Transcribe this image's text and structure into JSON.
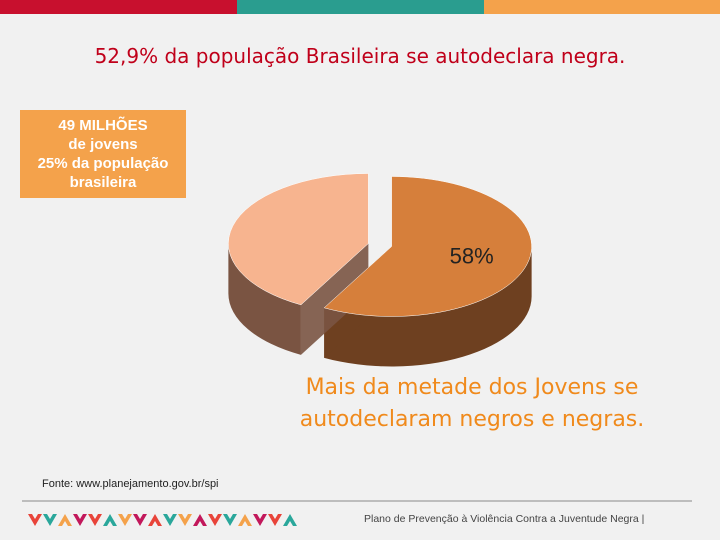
{
  "colors": {
    "topbar": [
      "#c8102e",
      "#2a9d8f",
      "#f4a24b"
    ],
    "title": "#c0001a",
    "infobox_bg": "#f4a24b",
    "subtitle": "#f08a1c",
    "slice_large": "#d67f3b",
    "slice_large_side": "#6e4020",
    "slice_small": "#f7b48f",
    "slice_small_side": "#7a5442",
    "chevrons": [
      "#e8443a",
      "#2aa79b",
      "#f4a24b",
      "#c2185b"
    ]
  },
  "title": "52,9% da população Brasileira se autodeclara negra.",
  "infobox": {
    "line1": "49 MILHÕES",
    "line2": "de jovens",
    "line3": "25% da população",
    "line4": "brasileira"
  },
  "chart_data": {
    "type": "pie",
    "style": "3d-exploded",
    "slices": [
      {
        "value": 58,
        "label": "58%"
      },
      {
        "value": 42,
        "label": ""
      }
    ]
  },
  "subtitle_line1": "Mais da metade dos Jovens se",
  "subtitle_line2": "autodeclaram negros e negras.",
  "source": "Fonte: www.planejamento.gov.br/spi",
  "footer": "Plano de Prevenção à Violência Contra a Juventude Negra  |"
}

————————

> _What is expected_
Copy the material shown above in full and exactly. Skip the pictures.

> _Correct output_
Transcribe this image's text and structure into JSON.
{
  "colors": {
    "topbar": [
      "#c8102e",
      "#2a9d8f",
      "#f4a24b"
    ],
    "title": "#c0001a",
    "infobox_bg": "#f4a24b",
    "subtitle": "#f08a1c",
    "slice_large": "#d67f3b",
    "slice_large_side": "#6e4020",
    "slice_small": "#f7b48f",
    "slice_small_side": "#7a5442",
    "chevrons": [
      "#e8443a",
      "#2aa79b",
      "#f4a24b",
      "#c2185b"
    ]
  },
  "title": "52,9% da população Brasileira se autodeclara negra.",
  "infobox": {
    "line1": "49 MILHÕES",
    "line2": "de jovens",
    "line3": "25% da população",
    "line4": "brasileira"
  },
  "chart_data": {
    "type": "pie",
    "style": "3d-exploded",
    "slices": [
      {
        "value": 58,
        "label": "58%"
      },
      {
        "value": 42,
        "label": ""
      }
    ]
  },
  "subtitle_line1": "Mais da metade dos Jovens se",
  "subtitle_line2": "autodeclaram negros e negras.",
  "source": "Fonte: www.planejamento.gov.br/spi",
  "footer": "Plano de Prevenção à Violência Contra a Juventude Negra  |"
}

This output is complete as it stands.